# [Textauszug]

§ §

Es sind diese kleinen Schlüsselerlebnisse, die ein Leben sprichwörtlich auf links drehen können: Irgendwann im Jahr 2007, Ulrike Martens steckt mitten im Examen ihres Kunst-Studiums, fällt der Essenerin der Stift hin. Ohne groß darüber nachzudenken, hebt die Rechtshänderin ihn mit links auf und beginnt, mit der vermeintlich schwächeren Hand zu zeichnen. „Meine Linien erhielten einen ganz anderen, kindlich-naiven Stil. Das gefiel mir“, erinnert sich die 48-Jährige. Der kleine Zwischenfall sollte der Startschuss für ihre Karriere als Comiczeichnerin werden. Portraits, Akte, Landschaft - seit Beginn der 90er malt Ulrike Martens alles, was ihr in den Kopf und vor den Pinsel kommt. Aber Comics?

§ §

# [Datenübersicht]
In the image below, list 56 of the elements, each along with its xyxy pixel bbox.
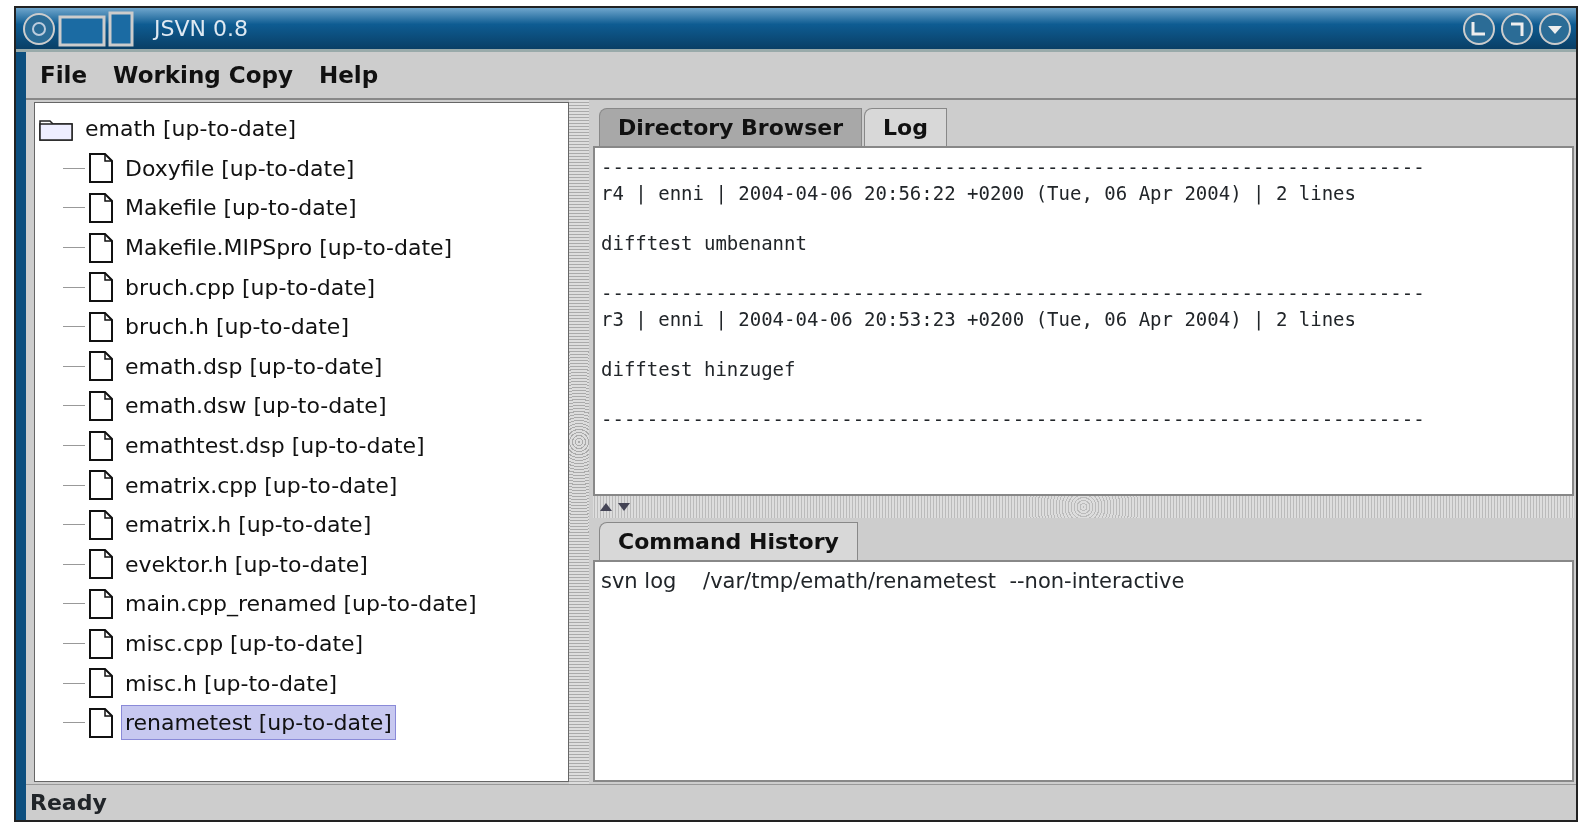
menu-item[interactable]: Help — [318, 57, 379, 93]
file-icon — [89, 628, 113, 659]
file-icon — [89, 232, 113, 263]
tab[interactable]: Directory Browser — [599, 108, 863, 146]
tree-item[interactable]: Doxyfile [up-to-date] — [121, 150, 359, 186]
tree-item[interactable]: misc.h [up-to-date] — [121, 665, 342, 701]
menu-item[interactable]: File — [40, 57, 88, 93]
file-icon — [89, 509, 113, 540]
minimize-icon[interactable] — [1462, 11, 1496, 46]
tree-item[interactable]: Makefile [up-to-date] — [121, 190, 361, 226]
file-icon — [89, 272, 113, 303]
log-message: difftest umbenannt — [601, 231, 808, 256]
window-title: JSVN 0.8 — [154, 15, 248, 43]
file-icon — [89, 390, 113, 421]
separator-line: ------------------------------------------------------------------------ — [601, 281, 1426, 306]
file-icon — [89, 588, 113, 619]
file-icon — [89, 193, 113, 223]
window-menu-icon[interactable] — [22, 11, 56, 46]
window-shade-icon[interactable] — [56, 10, 136, 47]
file-icon — [89, 470, 113, 501]
file-icon — [89, 668, 113, 699]
file-icon — [89, 351, 113, 382]
expand-down-icon[interactable] — [617, 502, 631, 512]
tree-item[interactable]: bruch.cpp [up-to-date] — [121, 269, 380, 305]
file-icon — [89, 549, 113, 580]
tree-item[interactable]: emath.dsw [up-to-date] — [121, 388, 391, 424]
tree-item[interactable]: Makefile.MIPSpro [up-to-date] — [121, 230, 457, 266]
file-icon — [89, 430, 113, 461]
tree-item[interactable]: renametest [up-to-date] — [121, 705, 396, 741]
log-entry-header: r4 | enni | 2004-04-06 20:56:22 +0200 (Tue, 06 Apr 2004) | 2 lines — [601, 181, 1357, 206]
file-icon — [89, 707, 113, 738]
close-icon[interactable] — [1538, 11, 1572, 46]
log-entry-header: r3 | enni | 2004-04-06 20:53:23 +0200 (Tue, 06 Apr 2004) | 2 lines — [601, 307, 1357, 332]
tree-item[interactable]: main.cpp_renamed [up-to-date] — [121, 586, 481, 622]
menu-item[interactable]: Working Copy — [113, 57, 293, 93]
tab[interactable]: Log — [864, 108, 947, 146]
tree-item[interactable]: emath [up-to-date] — [81, 111, 301, 147]
tree-item[interactable]: ematrix.cpp [up-to-date] — [121, 467, 402, 503]
file-icon — [89, 311, 113, 342]
tree-item[interactable]: misc.cpp [up-to-date] — [121, 626, 368, 661]
file-icon — [89, 153, 113, 184]
separator-line: ------------------------------------------------------------------------ — [601, 407, 1426, 432]
expand-up-icon[interactable] — [599, 502, 613, 512]
splitter-handle[interactable] — [593, 496, 1574, 518]
status-text: Ready — [30, 789, 107, 817]
tree-item[interactable]: bruch.h [up-to-date] — [121, 309, 353, 345]
command-entry: svn log /var/tmp/emath/renametest --non-interactive — [601, 568, 1186, 594]
splitter-handle[interactable] — [569, 100, 589, 784]
tree-item[interactable]: emath.dsp [up-to-date] — [121, 348, 387, 384]
log-message: difftest hinzugef — [601, 357, 797, 382]
maximize-icon[interactable] — [1500, 11, 1534, 46]
tree-item[interactable]: ematrix.h [up-to-date] — [121, 507, 376, 543]
tree-item[interactable]: emathtest.dsp [up-to-date] — [121, 428, 429, 464]
separator-line: ------------------------------------------------------------------------ — [601, 155, 1426, 180]
tab[interactable]: Command History — [599, 522, 858, 560]
tree-item[interactable]: evektor.h [up-to-date] — [121, 546, 372, 582]
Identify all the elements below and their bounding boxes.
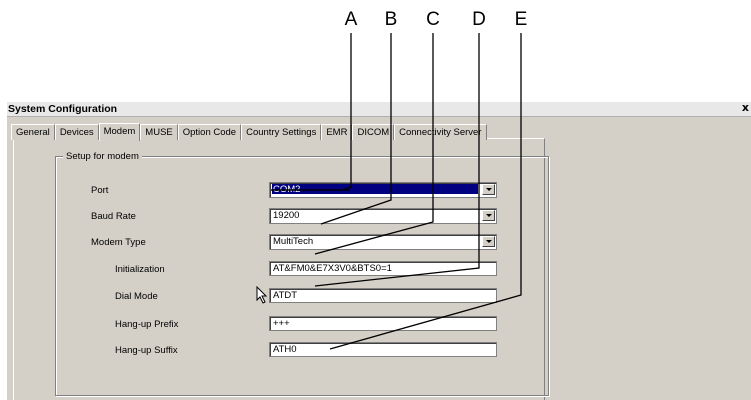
tab-dicom[interactable]: DICOM <box>352 124 395 140</box>
tab-country-settings[interactable]: Country Settings <box>241 124 322 140</box>
close-icon[interactable]: x <box>742 102 749 114</box>
callout-label-d: D <box>472 9 486 30</box>
baud-rate-value: 19200 <box>273 210 300 221</box>
baud-rate-label: Baud Rate <box>91 211 136 222</box>
callout-label-e: E <box>514 9 528 30</box>
system-configuration-window: System Configuration x General Devices Mod… <box>7 102 751 400</box>
hangup-suffix-label: Hang-up Suffix <box>115 345 178 356</box>
callout-label-b: B <box>384 9 398 30</box>
tab-option-code[interactable]: Option Code <box>177 124 242 140</box>
hangup-prefix-label: Hang-up Prefix <box>115 319 179 330</box>
group-title: Setup for modem <box>63 151 142 162</box>
window-title: System Configuration <box>8 103 118 115</box>
modem-type-label: Modem Type <box>91 237 146 248</box>
baud-rate-dropdown-button[interactable] <box>482 210 495 221</box>
mouse-pointer-icon <box>256 286 268 304</box>
dial-mode-field[interactable]: ATDT <box>269 288 497 303</box>
hangup-suffix-value: ATH0 <box>273 344 297 355</box>
tab-connectivity-server[interactable]: Connectivity Server <box>394 124 487 140</box>
tab-modem[interactable]: Modem <box>98 123 141 141</box>
chevron-down-icon <box>486 240 492 243</box>
tab-devices[interactable]: Devices <box>54 124 99 140</box>
callout-label-c: C <box>426 9 440 30</box>
tab-strip: General Devices Modem MUSE Option Code Countr… <box>11 122 487 141</box>
initialization-field[interactable]: AT&FM0&E7X3V0&BTS0=1 <box>269 261 497 276</box>
tab-emr[interactable]: EMR <box>321 124 353 140</box>
hangup-prefix-field[interactable]: +++ <box>269 316 497 331</box>
modem-type-select[interactable]: MultiTech <box>269 234 497 250</box>
port-dropdown-button[interactable] <box>482 184 495 195</box>
port-value: COM2 <box>272 184 478 195</box>
title-bar: System Configuration x <box>7 102 751 117</box>
callout-label-a: A <box>344 9 358 30</box>
hangup-suffix-field[interactable]: ATH0 <box>269 342 497 357</box>
chevron-down-icon <box>486 188 492 191</box>
port-select[interactable]: COM2 <box>269 182 497 198</box>
dial-mode-label: Dial Mode <box>115 291 158 302</box>
tab-muse[interactable]: MUSE <box>140 124 178 140</box>
dial-mode-value: ATDT <box>273 290 298 301</box>
modem-type-dropdown-button[interactable] <box>482 236 495 247</box>
baud-rate-select[interactable]: 19200 <box>269 208 497 224</box>
modem-type-value: MultiTech <box>273 236 314 247</box>
chevron-down-icon <box>486 214 492 217</box>
hangup-prefix-value: +++ <box>273 318 290 329</box>
port-label: Port <box>91 185 109 196</box>
initialization-label: Initialization <box>115 264 165 275</box>
tab-general[interactable]: General <box>11 124 55 140</box>
initialization-value: AT&FM0&E7X3V0&BTS0=1 <box>273 263 392 274</box>
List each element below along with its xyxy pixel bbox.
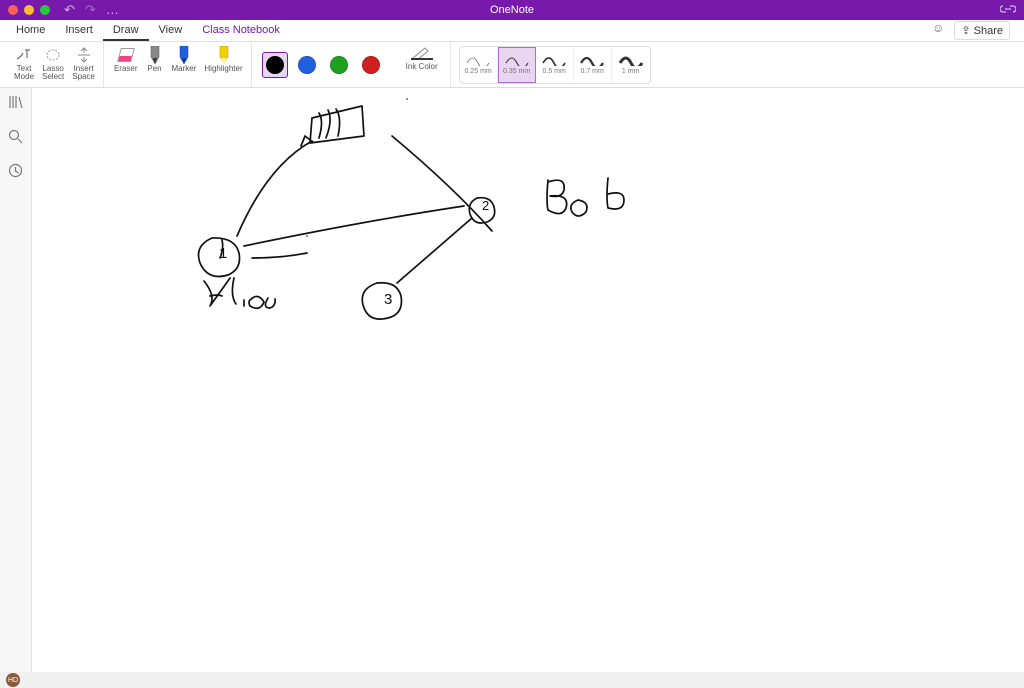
node-3-number: 3 xyxy=(384,291,392,308)
lasso-icon xyxy=(45,46,61,64)
eraser-button[interactable]: Eraser xyxy=(110,44,142,75)
undo-button[interactable]: ↶ xyxy=(64,2,75,18)
ribbon-tabs: Home Insert Draw View Class Notebook ☺ ⇪… xyxy=(0,20,1024,42)
redo-button[interactable]: ↷ xyxy=(85,2,96,18)
highlighter-icon xyxy=(218,46,230,64)
ink-color-button[interactable]: Ink Color xyxy=(398,44,446,73)
color-black[interactable] xyxy=(262,52,288,78)
stroke-1[interactable]: 1 mm xyxy=(612,47,650,83)
eraser-icon xyxy=(119,46,133,64)
tab-class-notebook[interactable]: Class Notebook xyxy=(192,21,290,41)
share-button[interactable]: ⇪ Share xyxy=(954,21,1010,40)
search-icon[interactable] xyxy=(8,129,23,147)
app-title: OneNote xyxy=(490,4,534,16)
tab-insert[interactable]: Insert xyxy=(55,21,103,41)
link-icon[interactable] xyxy=(1000,2,1016,18)
drawing-canvas[interactable]: 2 3 1 xyxy=(32,88,1024,672)
pen-button[interactable]: Pen xyxy=(142,44,168,75)
tab-draw[interactable]: Draw xyxy=(103,21,149,41)
lasso-select-button[interactable]: Lasso Select xyxy=(38,44,68,83)
titlebar: ↶ ↷ … OneNote xyxy=(0,0,1024,20)
stroke-0-35[interactable]: 0.35 mm xyxy=(498,47,536,83)
text-cursor-icon xyxy=(16,46,32,64)
highlighter-button[interactable]: Highlighter xyxy=(200,44,246,75)
color-swatches xyxy=(254,42,392,87)
stroke-width-group: 0.25 mm 0.35 mm 0.5 mm 0.7 mm 1 mm xyxy=(459,46,651,84)
recent-icon[interactable] xyxy=(8,163,23,181)
quick-access: ↶ ↷ … xyxy=(64,2,119,18)
color-blue[interactable] xyxy=(294,52,320,78)
avatar[interactable]: HD xyxy=(6,673,20,687)
stroke-0-25[interactable]: 0.25 mm xyxy=(460,47,498,83)
text-mode-button[interactable]: Text Mode xyxy=(10,44,38,83)
stroke-0-5[interactable]: 0.5 mm xyxy=(536,47,574,83)
library-icon[interactable] xyxy=(8,94,24,113)
marker-icon xyxy=(178,46,190,64)
status-bar: HD xyxy=(0,672,1024,688)
left-sidebar xyxy=(0,88,32,688)
close-button[interactable] xyxy=(8,5,18,15)
marker-button[interactable]: Marker xyxy=(168,44,201,75)
pencil-color-icon xyxy=(411,46,433,60)
tab-home[interactable]: Home xyxy=(6,21,55,41)
minimize-button[interactable] xyxy=(24,5,34,15)
more-button[interactable]: … xyxy=(106,2,119,18)
window-controls xyxy=(8,5,50,15)
color-red[interactable] xyxy=(358,52,384,78)
insert-space-button[interactable]: Insert Space xyxy=(68,44,99,83)
stroke-0-7[interactable]: 0.7 mm xyxy=(574,47,612,83)
draw-ribbon: Text Mode Lasso Select Insert Space Eras… xyxy=(0,42,1024,88)
tab-view[interactable]: View xyxy=(149,21,193,41)
maximize-button[interactable] xyxy=(40,5,50,15)
emoji-reaction-icon[interactable]: ☺ xyxy=(932,21,944,40)
node-2-number: 2 xyxy=(482,198,489,213)
color-green[interactable] xyxy=(326,52,352,78)
pen-icon xyxy=(149,46,161,64)
node-1-number: 1 xyxy=(219,245,227,262)
insert-space-icon xyxy=(76,46,92,64)
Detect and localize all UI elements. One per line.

§ §

# [Aufgaben]
A) Beantworte zum Text über Ulrike Martens kurz diese Fragen:
(i) In welchem Jahr fiel ihr der Stift hin?
(ii) Mit welcher Hand hob sie ihn auf?
(iii) Seit wann malt sie?
B) Führe den Text über Ulrike Martens im Anschluss an seinen letzten Satz fort.
Die Daten stammen aus einer anderen Quelle als der Text über Ulrike Martens.

# [Lösungen]
A)
(i) Im Jahr 2007.
(ii) Mit der linken Hand.
(iii) Seit Beginn der 90er.

B)
Was die Geschichte noch verrückter macht: Ulrike Martens Katze gab schließlich den letzten Impuls, ganze Seiten widmete sie dem Tier. „Frau Katze, wie sie von mir und meinem Mann genannt wird, ist Inspirationsquelle Nummer eins“, sagt Martens. Auf ihrer Homepage stehen mittlerweile schon 20 pointierte Geschichten über den Stubentiger. Und noch viel mehr als das: In ihrem virtuellen Fundus hat Martens auch Geschichten aus der Kulturhauptstadt, über glücklich machende Kuchen und höllisch weiße Weihnachten gesammelt. „Mit der Comiczeichnerei kann ich auch meine Leidenschaft fürs Geschichten erzählen ausleben“, sagt Martens.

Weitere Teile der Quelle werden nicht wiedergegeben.